▶ _WHAT YOU NEED TO DO_: Here are some records; copy every line that holds the word "grid".

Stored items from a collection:
══════════════════════════════
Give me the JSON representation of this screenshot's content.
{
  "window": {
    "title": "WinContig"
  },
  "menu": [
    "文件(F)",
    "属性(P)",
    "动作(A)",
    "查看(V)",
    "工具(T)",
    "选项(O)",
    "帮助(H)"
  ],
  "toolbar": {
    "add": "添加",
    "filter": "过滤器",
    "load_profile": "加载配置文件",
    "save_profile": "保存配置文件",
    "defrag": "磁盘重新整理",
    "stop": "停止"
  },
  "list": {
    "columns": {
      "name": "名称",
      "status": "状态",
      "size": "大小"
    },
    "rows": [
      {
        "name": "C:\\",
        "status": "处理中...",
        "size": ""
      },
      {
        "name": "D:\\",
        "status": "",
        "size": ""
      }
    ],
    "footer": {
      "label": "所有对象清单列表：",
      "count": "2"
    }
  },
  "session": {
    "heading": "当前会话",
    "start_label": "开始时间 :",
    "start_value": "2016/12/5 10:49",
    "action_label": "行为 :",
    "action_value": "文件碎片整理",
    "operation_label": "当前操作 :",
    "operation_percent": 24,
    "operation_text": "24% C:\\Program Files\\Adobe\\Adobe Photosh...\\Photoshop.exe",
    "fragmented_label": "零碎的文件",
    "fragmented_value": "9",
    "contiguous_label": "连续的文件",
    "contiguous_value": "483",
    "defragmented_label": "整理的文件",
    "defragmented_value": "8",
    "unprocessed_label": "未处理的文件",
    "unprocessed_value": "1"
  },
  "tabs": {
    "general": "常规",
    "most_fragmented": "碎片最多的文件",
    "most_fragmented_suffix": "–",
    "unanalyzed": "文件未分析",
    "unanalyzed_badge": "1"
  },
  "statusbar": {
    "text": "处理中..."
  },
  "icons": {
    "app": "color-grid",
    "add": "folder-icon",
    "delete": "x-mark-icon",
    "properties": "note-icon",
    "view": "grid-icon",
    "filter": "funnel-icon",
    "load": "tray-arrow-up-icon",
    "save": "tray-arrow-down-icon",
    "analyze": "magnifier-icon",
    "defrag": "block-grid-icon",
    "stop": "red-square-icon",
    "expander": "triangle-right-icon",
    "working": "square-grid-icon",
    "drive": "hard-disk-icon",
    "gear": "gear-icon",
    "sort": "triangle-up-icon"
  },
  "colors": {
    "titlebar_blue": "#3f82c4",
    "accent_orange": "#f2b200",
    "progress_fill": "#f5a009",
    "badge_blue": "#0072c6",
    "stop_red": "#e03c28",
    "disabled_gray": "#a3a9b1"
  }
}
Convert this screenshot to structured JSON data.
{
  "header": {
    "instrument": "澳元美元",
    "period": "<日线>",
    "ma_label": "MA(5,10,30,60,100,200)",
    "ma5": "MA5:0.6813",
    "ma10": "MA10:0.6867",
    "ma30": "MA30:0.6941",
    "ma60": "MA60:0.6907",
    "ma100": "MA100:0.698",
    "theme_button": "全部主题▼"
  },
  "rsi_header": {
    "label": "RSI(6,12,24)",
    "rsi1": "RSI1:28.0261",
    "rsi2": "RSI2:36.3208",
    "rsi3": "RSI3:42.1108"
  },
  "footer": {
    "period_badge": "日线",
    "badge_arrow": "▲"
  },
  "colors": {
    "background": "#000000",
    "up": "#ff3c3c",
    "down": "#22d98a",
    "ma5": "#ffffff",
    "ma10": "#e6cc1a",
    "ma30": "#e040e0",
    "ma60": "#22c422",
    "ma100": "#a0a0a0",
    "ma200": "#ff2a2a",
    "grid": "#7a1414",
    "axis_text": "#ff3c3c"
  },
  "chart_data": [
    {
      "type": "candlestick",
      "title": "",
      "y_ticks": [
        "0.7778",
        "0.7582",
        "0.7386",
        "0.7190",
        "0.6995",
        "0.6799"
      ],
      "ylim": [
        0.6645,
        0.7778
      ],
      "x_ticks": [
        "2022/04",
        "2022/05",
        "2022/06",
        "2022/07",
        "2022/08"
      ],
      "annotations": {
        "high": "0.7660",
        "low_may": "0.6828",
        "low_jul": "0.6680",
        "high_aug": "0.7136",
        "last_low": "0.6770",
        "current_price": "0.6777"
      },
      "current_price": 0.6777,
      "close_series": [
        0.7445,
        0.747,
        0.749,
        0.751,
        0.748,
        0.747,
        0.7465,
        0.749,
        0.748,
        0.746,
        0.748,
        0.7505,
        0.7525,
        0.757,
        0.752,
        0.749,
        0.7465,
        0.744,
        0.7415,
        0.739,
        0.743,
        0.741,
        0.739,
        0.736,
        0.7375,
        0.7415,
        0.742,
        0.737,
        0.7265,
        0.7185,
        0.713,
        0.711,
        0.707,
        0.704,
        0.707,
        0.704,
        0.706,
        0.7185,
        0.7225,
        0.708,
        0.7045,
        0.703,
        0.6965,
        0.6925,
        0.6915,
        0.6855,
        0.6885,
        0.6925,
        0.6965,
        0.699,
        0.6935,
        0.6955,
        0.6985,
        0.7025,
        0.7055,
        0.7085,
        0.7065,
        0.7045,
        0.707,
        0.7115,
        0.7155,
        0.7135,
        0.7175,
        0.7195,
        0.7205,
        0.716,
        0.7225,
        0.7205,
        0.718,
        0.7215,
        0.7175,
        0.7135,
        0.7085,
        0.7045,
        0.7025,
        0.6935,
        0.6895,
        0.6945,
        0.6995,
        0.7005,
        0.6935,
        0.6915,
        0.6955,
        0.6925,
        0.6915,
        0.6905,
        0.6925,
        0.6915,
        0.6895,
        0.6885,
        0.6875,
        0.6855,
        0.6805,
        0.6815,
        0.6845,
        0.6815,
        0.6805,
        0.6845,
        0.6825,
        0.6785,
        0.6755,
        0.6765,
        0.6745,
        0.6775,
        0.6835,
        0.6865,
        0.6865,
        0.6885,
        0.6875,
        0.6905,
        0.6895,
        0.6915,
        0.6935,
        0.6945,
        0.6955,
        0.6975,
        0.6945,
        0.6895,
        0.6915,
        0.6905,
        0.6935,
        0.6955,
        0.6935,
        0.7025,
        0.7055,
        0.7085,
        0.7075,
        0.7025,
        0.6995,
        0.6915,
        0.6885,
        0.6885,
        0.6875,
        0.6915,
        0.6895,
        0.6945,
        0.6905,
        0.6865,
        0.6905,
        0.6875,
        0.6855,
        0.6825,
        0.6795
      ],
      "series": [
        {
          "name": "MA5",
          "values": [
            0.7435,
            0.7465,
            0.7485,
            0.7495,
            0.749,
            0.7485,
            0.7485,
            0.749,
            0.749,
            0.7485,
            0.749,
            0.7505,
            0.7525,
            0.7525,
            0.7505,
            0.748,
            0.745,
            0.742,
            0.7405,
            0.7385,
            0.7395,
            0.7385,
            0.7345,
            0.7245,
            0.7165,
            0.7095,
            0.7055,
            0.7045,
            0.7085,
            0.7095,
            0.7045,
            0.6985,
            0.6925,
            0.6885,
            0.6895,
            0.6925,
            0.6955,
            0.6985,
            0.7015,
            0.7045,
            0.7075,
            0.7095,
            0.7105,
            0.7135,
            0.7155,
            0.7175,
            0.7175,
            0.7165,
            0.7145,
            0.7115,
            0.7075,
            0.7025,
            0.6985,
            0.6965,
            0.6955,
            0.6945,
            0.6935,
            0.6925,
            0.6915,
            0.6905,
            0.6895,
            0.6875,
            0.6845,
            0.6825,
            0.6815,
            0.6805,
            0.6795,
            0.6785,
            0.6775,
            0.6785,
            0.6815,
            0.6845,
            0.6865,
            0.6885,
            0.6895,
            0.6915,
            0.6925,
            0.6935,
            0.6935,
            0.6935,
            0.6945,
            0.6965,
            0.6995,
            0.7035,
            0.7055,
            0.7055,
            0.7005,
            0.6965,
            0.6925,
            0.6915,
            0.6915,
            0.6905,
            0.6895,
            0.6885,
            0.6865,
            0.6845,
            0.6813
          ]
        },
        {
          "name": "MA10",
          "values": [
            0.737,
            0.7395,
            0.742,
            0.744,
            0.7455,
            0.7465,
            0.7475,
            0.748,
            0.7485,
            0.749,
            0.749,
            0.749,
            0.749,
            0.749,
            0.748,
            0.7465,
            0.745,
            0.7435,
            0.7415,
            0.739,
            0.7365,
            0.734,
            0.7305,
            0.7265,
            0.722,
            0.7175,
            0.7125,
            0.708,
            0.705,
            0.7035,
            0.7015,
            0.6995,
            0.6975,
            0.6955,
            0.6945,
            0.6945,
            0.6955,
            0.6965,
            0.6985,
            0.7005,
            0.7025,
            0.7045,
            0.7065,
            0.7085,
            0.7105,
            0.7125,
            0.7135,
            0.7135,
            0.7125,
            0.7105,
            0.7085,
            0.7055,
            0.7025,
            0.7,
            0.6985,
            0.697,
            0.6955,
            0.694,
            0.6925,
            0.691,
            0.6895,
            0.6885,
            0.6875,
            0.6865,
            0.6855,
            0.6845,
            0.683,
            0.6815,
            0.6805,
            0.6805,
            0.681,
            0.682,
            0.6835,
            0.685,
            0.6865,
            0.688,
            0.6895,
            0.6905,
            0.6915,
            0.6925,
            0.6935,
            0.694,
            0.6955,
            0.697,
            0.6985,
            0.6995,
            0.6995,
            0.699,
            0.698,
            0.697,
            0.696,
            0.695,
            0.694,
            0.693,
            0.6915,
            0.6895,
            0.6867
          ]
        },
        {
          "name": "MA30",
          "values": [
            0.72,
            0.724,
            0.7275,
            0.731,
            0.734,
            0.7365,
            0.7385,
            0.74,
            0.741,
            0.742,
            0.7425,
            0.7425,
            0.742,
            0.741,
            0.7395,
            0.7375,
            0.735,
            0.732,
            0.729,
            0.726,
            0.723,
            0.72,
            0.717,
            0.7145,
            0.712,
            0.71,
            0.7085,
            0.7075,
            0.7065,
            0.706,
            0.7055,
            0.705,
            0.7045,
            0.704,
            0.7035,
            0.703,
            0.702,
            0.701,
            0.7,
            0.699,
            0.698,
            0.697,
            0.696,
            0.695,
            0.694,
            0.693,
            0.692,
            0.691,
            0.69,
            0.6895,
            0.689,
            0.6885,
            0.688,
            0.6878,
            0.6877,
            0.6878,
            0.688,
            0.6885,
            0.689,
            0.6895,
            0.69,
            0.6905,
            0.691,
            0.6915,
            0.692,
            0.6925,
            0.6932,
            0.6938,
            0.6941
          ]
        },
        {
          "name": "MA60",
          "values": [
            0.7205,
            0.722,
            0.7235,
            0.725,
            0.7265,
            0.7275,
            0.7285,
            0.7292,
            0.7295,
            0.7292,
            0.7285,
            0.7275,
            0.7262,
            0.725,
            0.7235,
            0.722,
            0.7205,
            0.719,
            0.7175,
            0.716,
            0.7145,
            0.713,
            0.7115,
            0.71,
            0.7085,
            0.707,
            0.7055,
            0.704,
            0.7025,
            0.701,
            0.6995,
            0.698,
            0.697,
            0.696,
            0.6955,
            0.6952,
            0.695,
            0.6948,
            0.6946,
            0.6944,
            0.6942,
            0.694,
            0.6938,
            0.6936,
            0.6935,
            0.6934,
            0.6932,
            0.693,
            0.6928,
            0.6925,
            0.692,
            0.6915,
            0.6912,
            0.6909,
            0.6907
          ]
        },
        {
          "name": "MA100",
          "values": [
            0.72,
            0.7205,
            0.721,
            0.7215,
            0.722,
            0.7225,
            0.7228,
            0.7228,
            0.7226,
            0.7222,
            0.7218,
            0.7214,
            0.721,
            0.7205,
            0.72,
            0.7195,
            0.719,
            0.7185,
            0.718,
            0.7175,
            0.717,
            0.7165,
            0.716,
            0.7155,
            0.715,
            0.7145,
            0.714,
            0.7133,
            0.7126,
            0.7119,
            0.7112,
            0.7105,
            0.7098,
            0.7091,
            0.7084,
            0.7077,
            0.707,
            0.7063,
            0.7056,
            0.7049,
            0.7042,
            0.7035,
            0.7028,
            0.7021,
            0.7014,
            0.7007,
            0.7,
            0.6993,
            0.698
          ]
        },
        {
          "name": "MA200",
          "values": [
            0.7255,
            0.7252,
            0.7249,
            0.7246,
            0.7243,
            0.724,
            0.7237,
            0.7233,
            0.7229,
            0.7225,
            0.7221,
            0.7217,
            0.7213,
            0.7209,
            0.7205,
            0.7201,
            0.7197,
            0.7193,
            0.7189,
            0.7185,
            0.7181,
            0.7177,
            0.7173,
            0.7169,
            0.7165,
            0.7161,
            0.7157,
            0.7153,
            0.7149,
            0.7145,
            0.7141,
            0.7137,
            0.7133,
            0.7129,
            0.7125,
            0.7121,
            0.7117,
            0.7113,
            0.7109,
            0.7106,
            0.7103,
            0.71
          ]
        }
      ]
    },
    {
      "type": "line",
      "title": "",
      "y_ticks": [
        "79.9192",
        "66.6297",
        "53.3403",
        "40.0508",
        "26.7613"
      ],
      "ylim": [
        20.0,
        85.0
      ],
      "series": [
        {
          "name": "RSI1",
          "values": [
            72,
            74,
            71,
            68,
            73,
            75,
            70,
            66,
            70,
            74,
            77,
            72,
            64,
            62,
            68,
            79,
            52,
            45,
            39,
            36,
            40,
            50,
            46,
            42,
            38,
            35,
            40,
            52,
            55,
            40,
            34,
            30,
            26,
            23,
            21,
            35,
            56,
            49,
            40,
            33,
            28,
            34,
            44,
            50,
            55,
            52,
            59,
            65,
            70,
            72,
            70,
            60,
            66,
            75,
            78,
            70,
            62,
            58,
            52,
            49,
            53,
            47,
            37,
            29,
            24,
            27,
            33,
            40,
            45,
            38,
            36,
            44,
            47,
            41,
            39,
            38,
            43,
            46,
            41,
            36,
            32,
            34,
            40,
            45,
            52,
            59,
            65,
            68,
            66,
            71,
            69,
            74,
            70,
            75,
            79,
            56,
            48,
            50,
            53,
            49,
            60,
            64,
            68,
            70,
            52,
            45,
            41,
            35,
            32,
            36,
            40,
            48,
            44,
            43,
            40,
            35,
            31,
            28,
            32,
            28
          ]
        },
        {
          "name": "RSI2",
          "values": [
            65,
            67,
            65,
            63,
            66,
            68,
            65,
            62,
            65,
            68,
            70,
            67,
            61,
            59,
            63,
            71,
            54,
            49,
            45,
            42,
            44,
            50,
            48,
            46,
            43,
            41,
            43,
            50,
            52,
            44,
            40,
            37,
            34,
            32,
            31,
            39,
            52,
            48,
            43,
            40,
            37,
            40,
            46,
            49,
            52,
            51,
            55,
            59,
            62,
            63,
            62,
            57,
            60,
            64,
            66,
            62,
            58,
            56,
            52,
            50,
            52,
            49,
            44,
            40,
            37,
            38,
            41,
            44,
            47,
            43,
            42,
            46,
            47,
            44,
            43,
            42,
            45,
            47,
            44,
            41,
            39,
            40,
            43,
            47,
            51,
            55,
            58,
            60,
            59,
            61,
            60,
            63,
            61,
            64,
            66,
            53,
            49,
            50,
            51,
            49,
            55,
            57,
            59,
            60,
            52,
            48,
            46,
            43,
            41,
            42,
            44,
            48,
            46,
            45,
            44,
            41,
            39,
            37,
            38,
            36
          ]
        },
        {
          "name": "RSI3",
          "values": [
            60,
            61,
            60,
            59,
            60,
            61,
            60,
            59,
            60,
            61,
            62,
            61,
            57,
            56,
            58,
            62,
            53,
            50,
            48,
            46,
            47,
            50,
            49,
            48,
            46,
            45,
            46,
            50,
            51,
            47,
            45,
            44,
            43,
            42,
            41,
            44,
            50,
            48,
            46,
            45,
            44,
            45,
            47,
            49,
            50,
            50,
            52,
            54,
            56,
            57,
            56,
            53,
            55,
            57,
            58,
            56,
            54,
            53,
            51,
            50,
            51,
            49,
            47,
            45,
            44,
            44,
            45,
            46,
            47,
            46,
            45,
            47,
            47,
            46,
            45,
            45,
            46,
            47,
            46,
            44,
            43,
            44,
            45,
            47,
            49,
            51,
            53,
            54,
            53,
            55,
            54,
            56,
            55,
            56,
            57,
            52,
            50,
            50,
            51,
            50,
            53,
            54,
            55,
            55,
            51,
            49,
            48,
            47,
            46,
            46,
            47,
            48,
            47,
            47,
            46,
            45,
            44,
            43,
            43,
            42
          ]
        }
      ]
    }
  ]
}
══════════════════════════════
▶ _SOLVED EXERCISE_:
    "app": "color-grid",
    "view": "grid-icon",
    "defrag": "block-grid-icon",
    "working": "square-grid-icon",
    "grid": "#7a1414",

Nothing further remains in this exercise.